>>>

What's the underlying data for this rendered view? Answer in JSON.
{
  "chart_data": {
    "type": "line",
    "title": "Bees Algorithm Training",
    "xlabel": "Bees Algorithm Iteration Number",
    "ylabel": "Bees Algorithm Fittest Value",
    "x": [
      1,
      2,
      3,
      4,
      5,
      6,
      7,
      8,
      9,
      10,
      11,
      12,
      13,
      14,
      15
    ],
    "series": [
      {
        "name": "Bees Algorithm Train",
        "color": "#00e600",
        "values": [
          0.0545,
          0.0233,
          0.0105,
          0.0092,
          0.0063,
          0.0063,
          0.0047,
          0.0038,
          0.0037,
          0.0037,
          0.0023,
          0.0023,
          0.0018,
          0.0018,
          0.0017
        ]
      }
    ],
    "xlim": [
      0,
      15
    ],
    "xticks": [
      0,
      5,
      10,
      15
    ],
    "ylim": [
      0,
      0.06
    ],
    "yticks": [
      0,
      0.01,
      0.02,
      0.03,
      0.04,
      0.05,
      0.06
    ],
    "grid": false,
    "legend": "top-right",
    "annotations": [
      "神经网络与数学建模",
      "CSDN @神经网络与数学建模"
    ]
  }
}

<<<
>>>

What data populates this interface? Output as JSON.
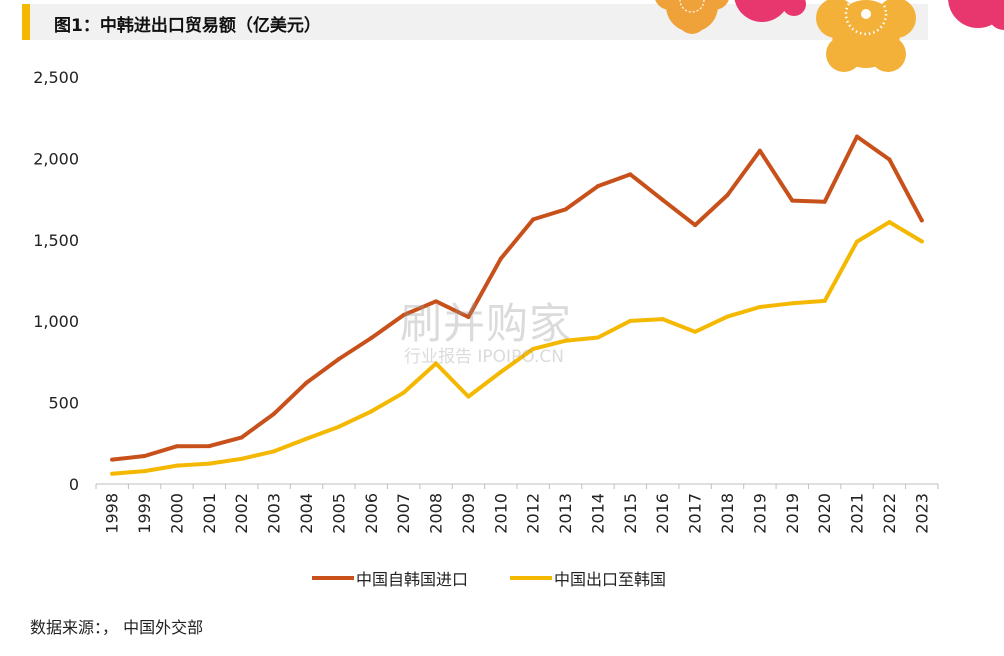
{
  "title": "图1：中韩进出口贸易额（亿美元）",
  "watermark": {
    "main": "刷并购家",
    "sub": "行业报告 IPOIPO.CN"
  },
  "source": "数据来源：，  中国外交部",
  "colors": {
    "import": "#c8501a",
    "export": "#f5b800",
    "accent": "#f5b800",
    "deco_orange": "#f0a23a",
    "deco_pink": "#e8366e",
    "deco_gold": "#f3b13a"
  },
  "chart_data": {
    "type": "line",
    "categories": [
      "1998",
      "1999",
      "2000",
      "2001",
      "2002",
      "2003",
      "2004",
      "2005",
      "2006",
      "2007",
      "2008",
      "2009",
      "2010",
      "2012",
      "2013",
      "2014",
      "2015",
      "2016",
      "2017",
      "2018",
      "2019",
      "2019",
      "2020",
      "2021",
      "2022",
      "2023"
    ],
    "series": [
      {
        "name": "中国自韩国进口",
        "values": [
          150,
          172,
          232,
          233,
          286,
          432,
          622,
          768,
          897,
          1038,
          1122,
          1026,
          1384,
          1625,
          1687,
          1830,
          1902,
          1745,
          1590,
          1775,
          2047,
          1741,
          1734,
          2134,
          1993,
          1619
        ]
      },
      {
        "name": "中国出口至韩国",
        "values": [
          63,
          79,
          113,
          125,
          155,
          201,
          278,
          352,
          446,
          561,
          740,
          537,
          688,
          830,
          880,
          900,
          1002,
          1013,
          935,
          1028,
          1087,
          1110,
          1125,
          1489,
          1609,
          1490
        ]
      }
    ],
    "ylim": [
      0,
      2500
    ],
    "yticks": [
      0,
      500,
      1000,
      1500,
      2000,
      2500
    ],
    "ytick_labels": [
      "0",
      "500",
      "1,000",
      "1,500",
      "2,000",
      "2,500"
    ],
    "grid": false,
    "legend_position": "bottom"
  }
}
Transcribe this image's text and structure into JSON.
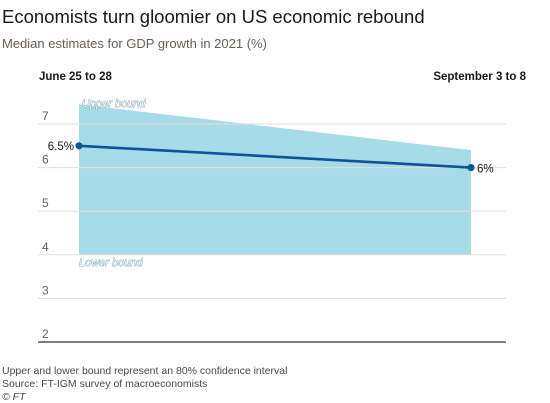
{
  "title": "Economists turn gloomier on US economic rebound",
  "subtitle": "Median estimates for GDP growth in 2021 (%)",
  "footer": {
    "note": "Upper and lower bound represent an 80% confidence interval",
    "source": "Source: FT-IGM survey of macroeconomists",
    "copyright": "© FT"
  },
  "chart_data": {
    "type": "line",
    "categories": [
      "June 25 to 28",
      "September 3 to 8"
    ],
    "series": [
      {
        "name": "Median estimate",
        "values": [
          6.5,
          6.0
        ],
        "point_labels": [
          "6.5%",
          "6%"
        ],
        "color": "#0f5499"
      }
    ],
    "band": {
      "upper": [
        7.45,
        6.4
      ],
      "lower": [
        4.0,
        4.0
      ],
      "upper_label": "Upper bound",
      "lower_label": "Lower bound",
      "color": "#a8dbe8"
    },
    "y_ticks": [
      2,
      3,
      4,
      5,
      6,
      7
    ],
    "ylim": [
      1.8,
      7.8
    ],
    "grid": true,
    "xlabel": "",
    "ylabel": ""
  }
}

<<<

Identify and copy all lines with the word "Median".

# SOLUTION BELOW:
  "subtitle": "Median estimates for GDP growth in 2021 (%)",
        "name": "Median estimate",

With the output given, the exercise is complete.